:: Records that describe figures ::
━━━
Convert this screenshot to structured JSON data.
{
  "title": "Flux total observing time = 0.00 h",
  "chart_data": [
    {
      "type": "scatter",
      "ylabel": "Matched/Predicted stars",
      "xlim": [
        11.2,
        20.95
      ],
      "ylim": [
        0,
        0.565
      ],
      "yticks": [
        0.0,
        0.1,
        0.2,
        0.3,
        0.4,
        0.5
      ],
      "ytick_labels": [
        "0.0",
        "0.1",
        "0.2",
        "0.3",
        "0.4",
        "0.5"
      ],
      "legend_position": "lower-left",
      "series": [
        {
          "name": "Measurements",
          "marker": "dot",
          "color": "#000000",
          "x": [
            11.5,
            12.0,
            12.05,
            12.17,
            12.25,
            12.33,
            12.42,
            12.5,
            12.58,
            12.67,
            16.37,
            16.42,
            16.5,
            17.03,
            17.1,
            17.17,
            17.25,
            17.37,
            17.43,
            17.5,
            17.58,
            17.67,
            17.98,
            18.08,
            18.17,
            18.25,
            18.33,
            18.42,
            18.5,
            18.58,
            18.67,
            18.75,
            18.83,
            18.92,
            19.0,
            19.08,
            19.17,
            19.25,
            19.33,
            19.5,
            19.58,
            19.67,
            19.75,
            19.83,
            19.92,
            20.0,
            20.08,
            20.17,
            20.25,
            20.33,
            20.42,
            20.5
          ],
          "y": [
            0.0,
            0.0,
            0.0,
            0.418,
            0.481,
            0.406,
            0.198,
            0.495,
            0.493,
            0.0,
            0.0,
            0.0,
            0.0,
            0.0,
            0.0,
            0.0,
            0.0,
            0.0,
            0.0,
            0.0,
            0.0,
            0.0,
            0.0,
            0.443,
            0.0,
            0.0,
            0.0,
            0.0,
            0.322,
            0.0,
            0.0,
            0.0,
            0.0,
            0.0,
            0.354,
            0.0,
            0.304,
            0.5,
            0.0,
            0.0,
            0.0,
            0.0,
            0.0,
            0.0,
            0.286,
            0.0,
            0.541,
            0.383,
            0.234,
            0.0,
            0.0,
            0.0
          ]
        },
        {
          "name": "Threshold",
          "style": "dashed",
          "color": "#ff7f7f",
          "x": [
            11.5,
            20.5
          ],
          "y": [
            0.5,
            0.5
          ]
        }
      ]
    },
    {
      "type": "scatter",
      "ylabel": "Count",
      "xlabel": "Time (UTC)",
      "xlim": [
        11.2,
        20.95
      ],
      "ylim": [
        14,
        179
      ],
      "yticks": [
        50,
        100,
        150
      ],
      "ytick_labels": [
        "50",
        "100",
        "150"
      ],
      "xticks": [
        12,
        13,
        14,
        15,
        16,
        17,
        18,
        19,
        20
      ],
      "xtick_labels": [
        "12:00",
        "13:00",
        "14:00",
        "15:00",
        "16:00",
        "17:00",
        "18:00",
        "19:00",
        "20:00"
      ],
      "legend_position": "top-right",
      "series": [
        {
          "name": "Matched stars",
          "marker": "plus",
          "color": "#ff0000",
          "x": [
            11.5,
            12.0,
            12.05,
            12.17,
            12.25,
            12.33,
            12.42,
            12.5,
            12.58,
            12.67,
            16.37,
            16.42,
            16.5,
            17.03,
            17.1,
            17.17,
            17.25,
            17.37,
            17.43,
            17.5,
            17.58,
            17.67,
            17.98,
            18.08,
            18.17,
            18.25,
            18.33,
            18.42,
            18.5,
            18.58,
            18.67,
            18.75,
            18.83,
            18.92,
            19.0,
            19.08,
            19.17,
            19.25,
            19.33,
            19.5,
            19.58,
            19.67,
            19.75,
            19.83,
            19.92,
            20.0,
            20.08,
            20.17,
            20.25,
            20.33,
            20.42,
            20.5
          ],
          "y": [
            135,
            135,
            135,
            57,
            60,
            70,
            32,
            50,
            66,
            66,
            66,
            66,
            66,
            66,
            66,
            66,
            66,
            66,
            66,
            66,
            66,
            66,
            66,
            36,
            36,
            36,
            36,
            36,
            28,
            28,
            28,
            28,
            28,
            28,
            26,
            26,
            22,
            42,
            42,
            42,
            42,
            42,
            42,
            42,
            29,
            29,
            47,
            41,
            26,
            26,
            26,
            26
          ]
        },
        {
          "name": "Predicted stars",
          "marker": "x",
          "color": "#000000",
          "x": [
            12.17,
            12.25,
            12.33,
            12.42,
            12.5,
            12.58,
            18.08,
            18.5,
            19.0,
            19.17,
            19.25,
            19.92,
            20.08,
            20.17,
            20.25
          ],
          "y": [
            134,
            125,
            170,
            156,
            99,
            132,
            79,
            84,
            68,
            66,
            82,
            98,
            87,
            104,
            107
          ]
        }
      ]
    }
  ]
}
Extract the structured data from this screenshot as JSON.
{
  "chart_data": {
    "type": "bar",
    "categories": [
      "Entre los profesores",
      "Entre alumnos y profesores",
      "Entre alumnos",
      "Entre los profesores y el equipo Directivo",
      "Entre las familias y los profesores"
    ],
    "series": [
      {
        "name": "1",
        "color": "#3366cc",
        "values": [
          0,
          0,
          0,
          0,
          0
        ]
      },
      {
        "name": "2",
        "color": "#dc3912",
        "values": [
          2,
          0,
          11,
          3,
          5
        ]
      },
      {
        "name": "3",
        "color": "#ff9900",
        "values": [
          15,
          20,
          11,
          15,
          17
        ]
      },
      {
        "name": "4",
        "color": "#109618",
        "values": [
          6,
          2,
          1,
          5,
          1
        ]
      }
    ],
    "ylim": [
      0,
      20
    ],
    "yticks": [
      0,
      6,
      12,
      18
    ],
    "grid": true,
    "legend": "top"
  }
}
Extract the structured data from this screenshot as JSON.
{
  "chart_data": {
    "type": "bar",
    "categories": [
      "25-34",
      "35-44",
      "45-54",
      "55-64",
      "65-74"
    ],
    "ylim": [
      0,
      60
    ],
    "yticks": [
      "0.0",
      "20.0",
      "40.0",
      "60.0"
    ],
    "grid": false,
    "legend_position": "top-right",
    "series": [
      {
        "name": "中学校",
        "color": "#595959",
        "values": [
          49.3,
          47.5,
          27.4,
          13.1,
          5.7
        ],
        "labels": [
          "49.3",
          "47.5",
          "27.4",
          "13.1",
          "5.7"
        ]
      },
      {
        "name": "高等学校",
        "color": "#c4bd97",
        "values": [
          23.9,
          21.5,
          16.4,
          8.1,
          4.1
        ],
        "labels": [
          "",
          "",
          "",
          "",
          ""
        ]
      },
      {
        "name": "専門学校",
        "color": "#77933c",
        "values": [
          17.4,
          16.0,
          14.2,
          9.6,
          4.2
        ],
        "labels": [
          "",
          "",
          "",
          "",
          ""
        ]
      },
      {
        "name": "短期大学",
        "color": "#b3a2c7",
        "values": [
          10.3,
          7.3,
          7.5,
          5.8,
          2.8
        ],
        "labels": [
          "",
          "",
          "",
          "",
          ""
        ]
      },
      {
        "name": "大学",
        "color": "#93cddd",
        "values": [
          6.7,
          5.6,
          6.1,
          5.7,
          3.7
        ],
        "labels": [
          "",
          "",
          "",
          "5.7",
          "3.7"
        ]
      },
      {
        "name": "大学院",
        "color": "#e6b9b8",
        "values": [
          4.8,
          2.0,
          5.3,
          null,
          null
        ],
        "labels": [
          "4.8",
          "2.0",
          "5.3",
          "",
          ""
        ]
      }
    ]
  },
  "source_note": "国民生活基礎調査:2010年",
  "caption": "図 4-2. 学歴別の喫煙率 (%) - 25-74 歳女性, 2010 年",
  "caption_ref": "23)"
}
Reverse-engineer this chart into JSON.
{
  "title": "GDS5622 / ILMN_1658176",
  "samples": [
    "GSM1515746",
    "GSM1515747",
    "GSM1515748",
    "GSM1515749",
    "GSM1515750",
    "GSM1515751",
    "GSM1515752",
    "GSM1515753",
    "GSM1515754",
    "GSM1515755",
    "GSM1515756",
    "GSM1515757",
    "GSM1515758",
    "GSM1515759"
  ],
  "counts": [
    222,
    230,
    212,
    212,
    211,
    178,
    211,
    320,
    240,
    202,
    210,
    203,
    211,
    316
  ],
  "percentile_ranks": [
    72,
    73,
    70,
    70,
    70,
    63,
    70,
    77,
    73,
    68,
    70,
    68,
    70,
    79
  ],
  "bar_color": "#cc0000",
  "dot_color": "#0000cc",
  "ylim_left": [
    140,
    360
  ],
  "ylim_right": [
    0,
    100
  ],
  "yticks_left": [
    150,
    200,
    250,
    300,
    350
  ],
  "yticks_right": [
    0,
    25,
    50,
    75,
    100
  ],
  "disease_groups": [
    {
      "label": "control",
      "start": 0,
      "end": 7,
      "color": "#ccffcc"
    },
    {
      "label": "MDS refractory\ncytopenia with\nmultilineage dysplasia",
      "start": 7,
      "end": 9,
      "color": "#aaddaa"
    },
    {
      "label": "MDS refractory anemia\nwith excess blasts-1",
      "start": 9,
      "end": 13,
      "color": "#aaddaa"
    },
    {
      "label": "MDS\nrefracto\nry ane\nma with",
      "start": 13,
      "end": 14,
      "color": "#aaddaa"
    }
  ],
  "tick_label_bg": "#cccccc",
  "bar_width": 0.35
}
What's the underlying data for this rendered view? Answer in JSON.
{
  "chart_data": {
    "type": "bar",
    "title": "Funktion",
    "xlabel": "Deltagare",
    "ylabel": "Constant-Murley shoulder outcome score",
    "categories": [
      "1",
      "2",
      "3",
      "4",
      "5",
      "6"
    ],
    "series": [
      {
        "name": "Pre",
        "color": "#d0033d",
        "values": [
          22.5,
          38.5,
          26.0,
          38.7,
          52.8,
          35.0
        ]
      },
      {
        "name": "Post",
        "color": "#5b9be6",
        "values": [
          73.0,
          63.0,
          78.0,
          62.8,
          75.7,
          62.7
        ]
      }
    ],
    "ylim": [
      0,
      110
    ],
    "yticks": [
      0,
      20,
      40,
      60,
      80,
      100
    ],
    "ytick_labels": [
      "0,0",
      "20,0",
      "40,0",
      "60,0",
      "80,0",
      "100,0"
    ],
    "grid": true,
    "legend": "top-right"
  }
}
━━━
:: Task requirements ::
Gather and return every line that holds the string "Entre".

:: Response for this exercise ::
      "Entre los profesores",
      "Entre alumnos y profesores",
      "Entre alumnos",
      "Entre los profesores y el equipo Directivo",
      "Entre las familias y los profesores"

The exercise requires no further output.